Excerpted records
—————

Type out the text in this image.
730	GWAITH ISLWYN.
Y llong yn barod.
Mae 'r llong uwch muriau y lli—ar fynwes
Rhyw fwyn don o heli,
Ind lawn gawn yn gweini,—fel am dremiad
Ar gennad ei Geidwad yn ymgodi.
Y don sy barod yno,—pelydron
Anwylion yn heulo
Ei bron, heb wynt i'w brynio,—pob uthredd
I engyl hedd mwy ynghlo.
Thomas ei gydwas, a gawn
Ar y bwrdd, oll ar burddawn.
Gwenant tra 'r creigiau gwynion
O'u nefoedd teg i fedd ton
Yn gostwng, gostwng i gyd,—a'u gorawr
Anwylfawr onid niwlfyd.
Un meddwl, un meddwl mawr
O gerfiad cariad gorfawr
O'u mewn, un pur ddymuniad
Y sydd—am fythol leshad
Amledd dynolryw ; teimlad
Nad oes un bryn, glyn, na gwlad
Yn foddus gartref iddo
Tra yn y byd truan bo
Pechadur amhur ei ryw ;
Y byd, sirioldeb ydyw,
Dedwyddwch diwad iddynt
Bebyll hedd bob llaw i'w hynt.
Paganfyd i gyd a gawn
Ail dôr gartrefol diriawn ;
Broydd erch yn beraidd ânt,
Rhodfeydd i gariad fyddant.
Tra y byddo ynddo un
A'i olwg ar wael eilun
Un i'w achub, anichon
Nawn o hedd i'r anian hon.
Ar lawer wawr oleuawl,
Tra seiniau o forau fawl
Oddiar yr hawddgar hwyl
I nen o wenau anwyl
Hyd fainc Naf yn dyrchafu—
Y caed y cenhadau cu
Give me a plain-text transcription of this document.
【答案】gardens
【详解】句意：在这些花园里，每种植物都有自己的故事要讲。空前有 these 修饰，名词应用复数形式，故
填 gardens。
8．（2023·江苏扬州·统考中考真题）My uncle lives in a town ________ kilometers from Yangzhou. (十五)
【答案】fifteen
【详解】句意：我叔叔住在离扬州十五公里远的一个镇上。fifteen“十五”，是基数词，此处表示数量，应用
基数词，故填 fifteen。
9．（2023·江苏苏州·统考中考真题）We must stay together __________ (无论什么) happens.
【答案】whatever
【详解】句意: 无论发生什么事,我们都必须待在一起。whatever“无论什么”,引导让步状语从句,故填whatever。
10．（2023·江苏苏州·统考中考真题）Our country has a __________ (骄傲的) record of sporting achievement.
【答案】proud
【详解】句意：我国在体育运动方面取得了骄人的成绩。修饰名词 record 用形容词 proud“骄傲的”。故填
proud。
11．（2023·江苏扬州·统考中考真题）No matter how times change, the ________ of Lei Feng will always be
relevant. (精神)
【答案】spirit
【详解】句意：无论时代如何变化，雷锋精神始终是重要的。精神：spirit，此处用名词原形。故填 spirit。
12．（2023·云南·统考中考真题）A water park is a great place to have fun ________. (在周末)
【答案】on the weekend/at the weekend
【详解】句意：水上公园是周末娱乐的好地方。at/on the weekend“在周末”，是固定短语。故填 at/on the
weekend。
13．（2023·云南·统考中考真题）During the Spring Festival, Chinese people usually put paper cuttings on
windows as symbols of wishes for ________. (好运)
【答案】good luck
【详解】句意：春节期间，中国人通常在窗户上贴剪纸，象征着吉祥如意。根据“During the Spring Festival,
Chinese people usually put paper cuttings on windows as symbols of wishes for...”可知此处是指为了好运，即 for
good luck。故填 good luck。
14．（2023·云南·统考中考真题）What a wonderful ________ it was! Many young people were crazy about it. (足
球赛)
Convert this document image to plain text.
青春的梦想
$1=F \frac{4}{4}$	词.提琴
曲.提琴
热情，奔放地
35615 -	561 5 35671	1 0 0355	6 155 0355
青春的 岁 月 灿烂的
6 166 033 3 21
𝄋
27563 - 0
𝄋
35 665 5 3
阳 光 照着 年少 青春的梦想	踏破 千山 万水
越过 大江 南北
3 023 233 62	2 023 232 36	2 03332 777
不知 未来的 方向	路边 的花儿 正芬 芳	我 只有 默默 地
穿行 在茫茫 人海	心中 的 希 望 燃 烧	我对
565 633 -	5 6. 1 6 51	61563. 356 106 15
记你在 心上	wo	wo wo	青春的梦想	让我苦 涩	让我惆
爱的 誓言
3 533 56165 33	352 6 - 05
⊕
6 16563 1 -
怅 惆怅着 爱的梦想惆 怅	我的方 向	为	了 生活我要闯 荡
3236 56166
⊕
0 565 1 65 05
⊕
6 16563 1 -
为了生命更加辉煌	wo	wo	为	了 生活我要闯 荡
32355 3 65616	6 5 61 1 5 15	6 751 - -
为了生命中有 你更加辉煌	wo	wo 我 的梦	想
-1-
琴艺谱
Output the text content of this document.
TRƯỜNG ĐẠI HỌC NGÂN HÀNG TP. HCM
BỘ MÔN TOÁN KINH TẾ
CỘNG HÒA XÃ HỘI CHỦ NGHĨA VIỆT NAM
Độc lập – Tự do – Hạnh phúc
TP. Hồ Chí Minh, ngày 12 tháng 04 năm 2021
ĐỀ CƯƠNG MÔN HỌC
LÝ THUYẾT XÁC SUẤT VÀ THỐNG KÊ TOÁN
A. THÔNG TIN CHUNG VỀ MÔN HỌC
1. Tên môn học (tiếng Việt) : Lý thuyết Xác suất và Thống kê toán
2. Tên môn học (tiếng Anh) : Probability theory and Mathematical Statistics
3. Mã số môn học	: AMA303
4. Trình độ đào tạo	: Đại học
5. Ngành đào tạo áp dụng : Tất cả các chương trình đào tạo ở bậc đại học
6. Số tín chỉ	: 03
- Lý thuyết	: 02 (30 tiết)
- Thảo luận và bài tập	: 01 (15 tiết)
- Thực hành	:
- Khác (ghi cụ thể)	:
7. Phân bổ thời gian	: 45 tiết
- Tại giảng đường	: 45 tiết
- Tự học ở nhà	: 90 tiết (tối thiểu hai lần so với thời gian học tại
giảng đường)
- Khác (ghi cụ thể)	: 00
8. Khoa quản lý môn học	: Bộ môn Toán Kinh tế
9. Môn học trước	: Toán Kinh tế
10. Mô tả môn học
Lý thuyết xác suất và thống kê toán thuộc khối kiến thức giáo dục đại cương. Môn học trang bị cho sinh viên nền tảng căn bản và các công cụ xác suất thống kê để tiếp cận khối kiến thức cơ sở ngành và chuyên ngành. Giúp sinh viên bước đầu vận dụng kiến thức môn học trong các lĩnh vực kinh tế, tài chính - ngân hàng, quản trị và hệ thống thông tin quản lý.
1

—————

Instructions for the task
Quote each line of the data above exactly as written.

Solution for this problem
Type out the text in this image.
730	GWAITH ISLWYN.
Y llong yn barod.
Mae 'r llong uwch muriau y lli—ar fynwes
Rhyw fwyn don o heli,
Ind lawn gawn yn gweini,—fel am dremiad
Ar gennad ei Geidwad yn ymgodi.
Y don sy barod yno,—pelydron
Anwylion yn heulo
Ei bron, heb wynt i'w brynio,—pob uthredd
I engyl hedd mwy ynghlo.
Thomas ei gydwas, a gawn
Ar y bwrdd, oll ar burddawn.
Gwenant tra 'r creigiau gwynion
O'u nefoedd teg i fedd ton
Yn gostwng, gostwng i gyd,—a'u gorawr
Anwylfawr onid niwlfyd.
Un meddwl, un meddwl mawr
O gerfiad cariad gorfawr
O'u mewn, un pur ddymuniad
Y sydd—am fythol leshad
Amledd dynolryw ; teimlad
Nad oes un bryn, glyn, na gwlad
Yn foddus gartref iddo
Tra yn y byd truan bo
Pechadur amhur ei ryw ;
Y byd, sirioldeb ydyw,
Dedwyddwch diwad iddynt
Bebyll hedd bob llaw i'w hynt.
Paganfyd i gyd a gawn
Ail dôr gartrefol diriawn ;
Broydd erch yn beraidd ânt,
Rhodfeydd i gariad fyddant.
Tra y byddo ynddo un
A'i olwg ar wael eilun
Un i'w achub, anichon
Nawn o hedd i'r anian hon.
Ar lawer wawr oleuawl,
Tra seiniau o forau fawl
Oddiar yr hawddgar hwyl
I nen o wenau anwyl
Hyd fainc Naf yn dyrchafu—
Y caed y cenhadau cu
Give me a plain-text transcription of this document.
【答案】gardens
【详解】句意：在这些花园里，每种植物都有自己的故事要讲。空前有 these 修饰，名词应用复数形式，故
填 gardens。
8．（2023·江苏扬州·统考中考真题）My uncle lives in a town ________ kilometers from Yangzhou. (十五)
【答案】fifteen
【详解】句意：我叔叔住在离扬州十五公里远的一个镇上。fifteen“十五”，是基数词，此处表示数量，应用
基数词，故填 fifteen。
9．（2023·江苏苏州·统考中考真题）We must stay together __________ (无论什么) happens.
【答案】whatever
【详解】句意: 无论发生什么事,我们都必须待在一起。whatever“无论什么”,引导让步状语从句,故填whatever。
10．（2023·江苏苏州·统考中考真题）Our country has a __________ (骄傲的) record of sporting achievement.
【答案】proud
【详解】句意：我国在体育运动方面取得了骄人的成绩。修饰名词 record 用形容词 proud“骄傲的”。故填
proud。
11．（2023·江苏扬州·统考中考真题）No matter how times change, the ________ of Lei Feng will always be
relevant. (精神)
【答案】spirit
【详解】句意：无论时代如何变化，雷锋精神始终是重要的。精神：spirit，此处用名词原形。故填 spirit。
12．（2023·云南·统考中考真题）A water park is a great place to have fun ________. (在周末)
【答案】on the weekend/at the weekend
【详解】句意：水上公园是周末娱乐的好地方。at/on the weekend“在周末”，是固定短语。故填 at/on the
weekend。
13．（2023·云南·统考中考真题）During the Spring Festival, Chinese people usually put paper cuttings on
windows as symbols of wishes for ________. (好运)
【答案】good luck
【详解】句意：春节期间，中国人通常在窗户上贴剪纸，象征着吉祥如意。根据“During the Spring Festival,
Chinese people usually put paper cuttings on windows as symbols of wishes for...”可知此处是指为了好运，即 for
good luck。故填 good luck。
14．（2023·云南·统考中考真题）What a wonderful ________ it was! Many young people were crazy about it. (足
球赛)
Convert this document image to plain text.
青春的梦想
$1=F \frac{4}{4}$	词.提琴
曲.提琴
热情，奔放地
35615 -	561 5 35671	1 0 0355	6 155 0355
青春的 岁 月 灿烂的
6 166 033 3 21
𝄋
27563 - 0
𝄋
35 665 5 3
阳 光 照着 年少 青春的梦想	踏破 千山 万水
越过 大江 南北
3 023 233 62	2 023 232 36	2 03332 777
不知 未来的 方向	路边 的花儿 正芬 芳	我 只有 默默 地
穿行 在茫茫 人海	心中 的 希 望 燃 烧	我对
565 633 -	5 6. 1 6 51	61563. 356 106 15
记你在 心上	wo	wo wo	青春的梦想	让我苦 涩	让我惆
爱的 誓言
3 533 56165 33	352 6 - 05
⊕
6 16563 1 -
怅 惆怅着 爱的梦想惆 怅	我的方 向	为	了 生活我要闯 荡
3236 56166
⊕
0 565 1 65 05
⊕
6 16563 1 -
为了生命更加辉煌	wo	wo	为	了 生活我要闯 荡
32355 3 65616	6 5 61 1 5 15	6 751 - -
为了生命中有 你更加辉煌	wo	wo 我 的梦	想
-1-
琴艺谱
Output the text content of this document.
TRƯỜNG ĐẠI HỌC NGÂN HÀNG TP. HCM
BỘ MÔN TOÁN KINH TẾ
CỘNG HÒA XÃ HỘI CHỦ NGHĨA VIỆT NAM
Độc lập – Tự do – Hạnh phúc
TP. Hồ Chí Minh, ngày 12 tháng 04 năm 2021
ĐỀ CƯƠNG MÔN HỌC
LÝ THUYẾT XÁC SUẤT VÀ THỐNG KÊ TOÁN
A. THÔNG TIN CHUNG VỀ MÔN HỌC
1. Tên môn học (tiếng Việt) : Lý thuyết Xác suất và Thống kê toán
2. Tên môn học (tiếng Anh) : Probability theory and Mathematical Statistics
3. Mã số môn học	: AMA303
4. Trình độ đào tạo	: Đại học
5. Ngành đào tạo áp dụng : Tất cả các chương trình đào tạo ở bậc đại học
6. Số tín chỉ	: 03
- Lý thuyết	: 02 (30 tiết)
- Thảo luận và bài tập	: 01 (15 tiết)
- Thực hành	:
- Khác (ghi cụ thể)	:
7. Phân bổ thời gian	: 45 tiết
- Tại giảng đường	: 45 tiết
- Tự học ở nhà	: 90 tiết (tối thiểu hai lần so với thời gian học tại
giảng đường)
- Khác (ghi cụ thể)	: 00
8. Khoa quản lý môn học	: Bộ môn Toán Kinh tế
9. Môn học trước	: Toán Kinh tế
10. Mô tả môn học
Lý thuyết xác suất và thống kê toán thuộc khối kiến thức giáo dục đại cương. Môn học trang bị cho sinh viên nền tảng căn bản và các công cụ xác suất thống kê để tiếp cận khối kiến thức cơ sở ngành và chuyên ngành. Giúp sinh viên bước đầu vận dụng kiến thức môn học trong các lĩnh vực kinh tế, tài chính - ngân hàng, quản trị và hệ thống thông tin quản lý.
1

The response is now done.